**Data entries:**

____

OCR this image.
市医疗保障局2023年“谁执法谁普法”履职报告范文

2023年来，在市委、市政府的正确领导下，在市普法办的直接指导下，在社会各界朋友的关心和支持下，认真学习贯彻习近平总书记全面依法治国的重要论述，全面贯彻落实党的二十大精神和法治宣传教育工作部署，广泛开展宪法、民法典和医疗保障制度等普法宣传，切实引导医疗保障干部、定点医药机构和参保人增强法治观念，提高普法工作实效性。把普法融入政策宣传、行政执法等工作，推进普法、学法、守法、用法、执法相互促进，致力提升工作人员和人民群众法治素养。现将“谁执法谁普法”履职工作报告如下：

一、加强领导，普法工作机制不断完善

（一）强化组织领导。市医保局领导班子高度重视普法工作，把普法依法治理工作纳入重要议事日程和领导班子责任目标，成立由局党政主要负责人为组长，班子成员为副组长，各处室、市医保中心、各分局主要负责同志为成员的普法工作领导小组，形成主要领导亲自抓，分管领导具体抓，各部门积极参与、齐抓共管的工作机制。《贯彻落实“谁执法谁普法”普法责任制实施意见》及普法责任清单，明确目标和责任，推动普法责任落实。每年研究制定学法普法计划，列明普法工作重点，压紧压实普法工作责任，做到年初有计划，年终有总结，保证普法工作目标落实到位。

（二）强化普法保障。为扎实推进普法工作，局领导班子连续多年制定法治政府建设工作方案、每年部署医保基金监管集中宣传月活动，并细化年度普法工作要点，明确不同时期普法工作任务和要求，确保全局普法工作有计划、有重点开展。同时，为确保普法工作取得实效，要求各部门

____

**Goal:**
Copy every line of the records word for word.

**Answer in full:**
OCR this image.
市医疗保障局2023年“谁执法谁普法”履职报告范文

2023年来，在市委、市政府的正确领导下，在市普法办的直接指导下，在社会各界朋友的关心和支持下，认真学习贯彻习近平总书记全面依法治国的重要论述，全面贯彻落实党的二十大精神和法治宣传教育工作部署，广泛开展宪法、民法典和医疗保障制度等普法宣传，切实引导医疗保障干部、定点医药机构和参保人增强法治观念，提高普法工作实效性。把普法融入政策宣传、行政执法等工作，推进普法、学法、守法、用法、执法相互促进，致力提升工作人员和人民群众法治素养。现将“谁执法谁普法”履职工作报告如下：

一、加强领导，普法工作机制不断完善

（一）强化组织领导。市医保局领导班子高度重视普法工作，把普法依法治理工作纳入重要议事日程和领导班子责任目标，成立由局党政主要负责人为组长，班子成员为副组长，各处室、市医保中心、各分局主要负责同志为成员的普法工作领导小组，形成主要领导亲自抓，分管领导具体抓，各部门积极参与、齐抓共管的工作机制。《贯彻落实“谁执法谁普法”普法责任制实施意见》及普法责任清单，明确目标和责任，推动普法责任落实。每年研究制定学法普法计划，列明普法工作重点，压紧压实普法工作责任，做到年初有计划，年终有总结，保证普法工作目标落实到位。

（二）强化普法保障。为扎实推进普法工作，局领导班子连续多年制定法治政府建设工作方案、每年部署医保基金监管集中宣传月活动，并细化年度普法工作要点，明确不同时期普法工作任务和要求，确保全局普法工作有计划、有重点开展。同时，为确保普法工作取得实效，要求各部门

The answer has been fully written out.